El denso programa prevé encuentros institucionales – el primero de todos con el Presidente de Turquía Recep Tayyip Erdoğan – celebraciones ecuménicas, la visita a la Mezquita Azul, la principal de Estambul, encuentros con consagrados, consagradas y agentes de pastoral, la visita a centros de asistencia para pobres o enfermos.

No faltan precisamente los encuentros ecuménicos, a partir de la peregrinación del 28 de noviembre a Iznik, lugar donde se encontraba la ciudad de Nicea, donde, sobre una plataforma instalada en el lago, se desarrollará un encuentro ecuménico de oración para conmemorar el 1700º aniversario del Concilio de Nicea. Para la ocasión, el 23 de noviembre, en la solemnidad de Cristo Rey del Universo, el Papa León XIV entregó a los fieles la Carta apostólica In unitate fidei, con el deseo de “alentar en toda la Iglesia un renovado impulso en la profesión de la fe, cuya verdad, que desde hace siglos constituye el patrimonio compartido entre los cristianos, merece ser confesada y profundizada de manera siempre nueva y actual”.

El Papa vivirá otro día intenso desde este punto de vista en Estambul, el sábado 29 de noviembre: después de la visita a la Mezquita Azul, tendrá el encuentro privado con los jefes de las Iglesias y de las comunidades cristianas en la Iglesia ortodoxa siríaca de Mor Ephrem y posteriormente se dirigirá a la Iglesia patriarcal de San Jorge para la Doxología, una breve fórmula ritual. Por la tarde se encontrará con Su Santidad Bartolomé I en el Palacio Patriarcal y firmará con él una Declaración conjunta.

El 30 de noviembre partirá rumbo al Líbano, la “Tierra de los Cedros” donde a su llegada a Beirut se encontrará con el Presidente de la República, Joseph Aoun, el presidente de la Asamblea Nacional, Nabih Berri, el primer ministro Nawaf Salami, y a continuación otras autoridades, la sociedad civil y el cuerpo diplomático.

------------------------------

→ Qué se pide
Prosigue el texto sobre el viaje del Papa León XIV a Turquía y el Líbano a partir de su última oración, con el mismo tono informativo.

------------------------------

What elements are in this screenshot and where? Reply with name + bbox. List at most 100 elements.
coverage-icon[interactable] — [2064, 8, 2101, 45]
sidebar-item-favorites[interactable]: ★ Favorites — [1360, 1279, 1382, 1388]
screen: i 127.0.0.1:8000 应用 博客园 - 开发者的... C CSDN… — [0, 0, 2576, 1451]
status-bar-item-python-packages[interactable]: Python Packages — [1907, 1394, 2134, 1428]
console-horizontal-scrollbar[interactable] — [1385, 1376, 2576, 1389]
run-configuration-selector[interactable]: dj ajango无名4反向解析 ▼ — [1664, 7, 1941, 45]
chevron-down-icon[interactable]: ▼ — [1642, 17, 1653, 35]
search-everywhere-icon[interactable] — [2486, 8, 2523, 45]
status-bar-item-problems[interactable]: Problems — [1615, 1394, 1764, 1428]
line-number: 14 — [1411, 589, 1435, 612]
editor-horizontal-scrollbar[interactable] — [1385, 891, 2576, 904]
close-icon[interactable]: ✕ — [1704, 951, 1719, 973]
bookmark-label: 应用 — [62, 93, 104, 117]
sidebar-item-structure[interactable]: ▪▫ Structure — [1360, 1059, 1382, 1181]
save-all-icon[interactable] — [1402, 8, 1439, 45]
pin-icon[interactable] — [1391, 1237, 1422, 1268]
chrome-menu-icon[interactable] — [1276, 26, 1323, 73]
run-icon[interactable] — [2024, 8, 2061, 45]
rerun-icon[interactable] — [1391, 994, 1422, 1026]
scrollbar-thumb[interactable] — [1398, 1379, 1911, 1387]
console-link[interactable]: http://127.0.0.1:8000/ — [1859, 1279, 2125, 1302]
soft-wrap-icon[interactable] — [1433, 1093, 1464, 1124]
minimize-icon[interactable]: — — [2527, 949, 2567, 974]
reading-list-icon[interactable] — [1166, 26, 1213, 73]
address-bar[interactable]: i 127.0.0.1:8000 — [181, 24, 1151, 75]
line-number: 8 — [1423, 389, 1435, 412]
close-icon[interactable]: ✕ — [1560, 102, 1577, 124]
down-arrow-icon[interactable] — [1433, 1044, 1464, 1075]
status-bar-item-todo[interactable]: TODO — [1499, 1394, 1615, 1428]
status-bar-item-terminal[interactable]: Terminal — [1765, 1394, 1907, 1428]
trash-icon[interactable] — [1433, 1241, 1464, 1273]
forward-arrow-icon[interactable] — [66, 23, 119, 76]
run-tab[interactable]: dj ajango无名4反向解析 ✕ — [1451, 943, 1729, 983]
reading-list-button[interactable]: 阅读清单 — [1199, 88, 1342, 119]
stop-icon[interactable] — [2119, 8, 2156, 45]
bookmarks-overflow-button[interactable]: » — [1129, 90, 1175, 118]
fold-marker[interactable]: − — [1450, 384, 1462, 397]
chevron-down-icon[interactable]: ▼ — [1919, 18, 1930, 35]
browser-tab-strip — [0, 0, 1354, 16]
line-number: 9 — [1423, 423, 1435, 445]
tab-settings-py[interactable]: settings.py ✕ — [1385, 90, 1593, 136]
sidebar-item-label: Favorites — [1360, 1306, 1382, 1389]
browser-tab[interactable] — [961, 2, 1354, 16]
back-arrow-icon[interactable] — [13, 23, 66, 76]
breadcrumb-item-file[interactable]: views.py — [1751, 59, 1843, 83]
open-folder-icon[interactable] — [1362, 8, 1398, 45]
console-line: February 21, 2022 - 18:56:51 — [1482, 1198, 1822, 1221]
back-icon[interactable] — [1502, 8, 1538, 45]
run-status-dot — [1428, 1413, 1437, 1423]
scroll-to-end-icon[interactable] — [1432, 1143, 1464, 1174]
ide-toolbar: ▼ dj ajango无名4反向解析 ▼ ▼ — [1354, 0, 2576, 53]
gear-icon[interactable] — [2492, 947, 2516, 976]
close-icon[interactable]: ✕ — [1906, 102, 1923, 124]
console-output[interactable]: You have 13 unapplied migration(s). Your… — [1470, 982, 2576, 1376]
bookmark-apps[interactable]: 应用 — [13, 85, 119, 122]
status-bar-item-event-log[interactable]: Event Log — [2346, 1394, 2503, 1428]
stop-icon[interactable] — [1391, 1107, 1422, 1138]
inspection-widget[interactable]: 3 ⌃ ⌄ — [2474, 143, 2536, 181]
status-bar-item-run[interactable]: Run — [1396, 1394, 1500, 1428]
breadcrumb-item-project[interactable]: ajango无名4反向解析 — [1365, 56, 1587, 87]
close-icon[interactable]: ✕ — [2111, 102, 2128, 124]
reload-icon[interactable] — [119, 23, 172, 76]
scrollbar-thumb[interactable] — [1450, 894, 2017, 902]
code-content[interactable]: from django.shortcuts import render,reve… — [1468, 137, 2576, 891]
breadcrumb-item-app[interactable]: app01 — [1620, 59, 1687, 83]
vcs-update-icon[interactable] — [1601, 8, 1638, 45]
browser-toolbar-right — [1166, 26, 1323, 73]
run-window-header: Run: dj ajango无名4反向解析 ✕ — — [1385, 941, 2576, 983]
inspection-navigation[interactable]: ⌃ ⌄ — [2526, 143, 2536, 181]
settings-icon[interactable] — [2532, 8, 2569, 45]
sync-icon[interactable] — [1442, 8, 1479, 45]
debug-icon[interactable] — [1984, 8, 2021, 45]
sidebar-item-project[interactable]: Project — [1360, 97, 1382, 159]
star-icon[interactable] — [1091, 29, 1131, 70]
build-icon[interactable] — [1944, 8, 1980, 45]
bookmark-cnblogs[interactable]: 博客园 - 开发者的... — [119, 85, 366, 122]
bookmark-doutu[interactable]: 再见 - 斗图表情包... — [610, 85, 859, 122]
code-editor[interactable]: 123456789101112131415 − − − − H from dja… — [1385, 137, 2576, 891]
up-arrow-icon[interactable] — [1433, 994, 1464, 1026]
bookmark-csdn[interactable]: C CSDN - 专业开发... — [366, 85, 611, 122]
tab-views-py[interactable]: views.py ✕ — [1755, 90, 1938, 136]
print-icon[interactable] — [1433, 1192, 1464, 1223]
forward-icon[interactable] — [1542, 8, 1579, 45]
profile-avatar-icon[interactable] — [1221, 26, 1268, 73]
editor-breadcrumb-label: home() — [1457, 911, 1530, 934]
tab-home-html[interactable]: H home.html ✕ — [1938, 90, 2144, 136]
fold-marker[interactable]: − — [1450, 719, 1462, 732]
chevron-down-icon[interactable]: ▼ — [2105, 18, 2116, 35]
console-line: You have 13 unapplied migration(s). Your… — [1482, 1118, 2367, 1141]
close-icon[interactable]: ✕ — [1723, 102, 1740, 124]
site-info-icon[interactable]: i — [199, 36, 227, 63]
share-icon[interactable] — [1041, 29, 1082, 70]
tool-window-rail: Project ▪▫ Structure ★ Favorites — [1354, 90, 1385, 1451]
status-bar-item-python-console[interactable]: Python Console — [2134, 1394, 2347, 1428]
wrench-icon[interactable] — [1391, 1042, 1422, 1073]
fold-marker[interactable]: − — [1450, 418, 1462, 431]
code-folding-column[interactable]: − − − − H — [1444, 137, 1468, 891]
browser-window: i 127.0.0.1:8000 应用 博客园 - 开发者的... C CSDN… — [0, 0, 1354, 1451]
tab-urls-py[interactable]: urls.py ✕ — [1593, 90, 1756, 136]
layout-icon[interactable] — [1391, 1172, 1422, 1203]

------------------------------

→ Respuesta
El 1 de diciembre se dirigirá en peregrinación al Monasterio de San Marón y a la gruta donde está sepultado San Charbel, monje cristiano proclamado santo por Pablo VI. Por la tarde está previsto el encuentro ecuménico e interreligioso en la Plaza de los Mártires y posteriormente, en la explanada frente al Patriarcado de Antioquía de los Maronitas en Bkerké, el encuentro con los jóvenes.

El Santo Padre vivirá otro momento fuerte el 2 de diciembre, antes de la partida hacia Roma: la “oración silenciosa” en el puerto de Beirut, lugar de la enorme explosión ocurrida en 2020 que causó más de 200 muertos. La visita concluirá con la Santa Misa celebrada en el paseo marítimo, en el “Beirut Waterfront”.

«Les pido que me acompañen con su oración» ha sido su solicitud al término de la Audiencia General en la Plaza de San Pedro el 26 de noviembre, en la víspera de esta «visita a las queridas poblaciones de esos países ricos en historia y de espiritualidad» y seguramente también esperando un mensaje suyo de paz, de esperanza y de consuelo.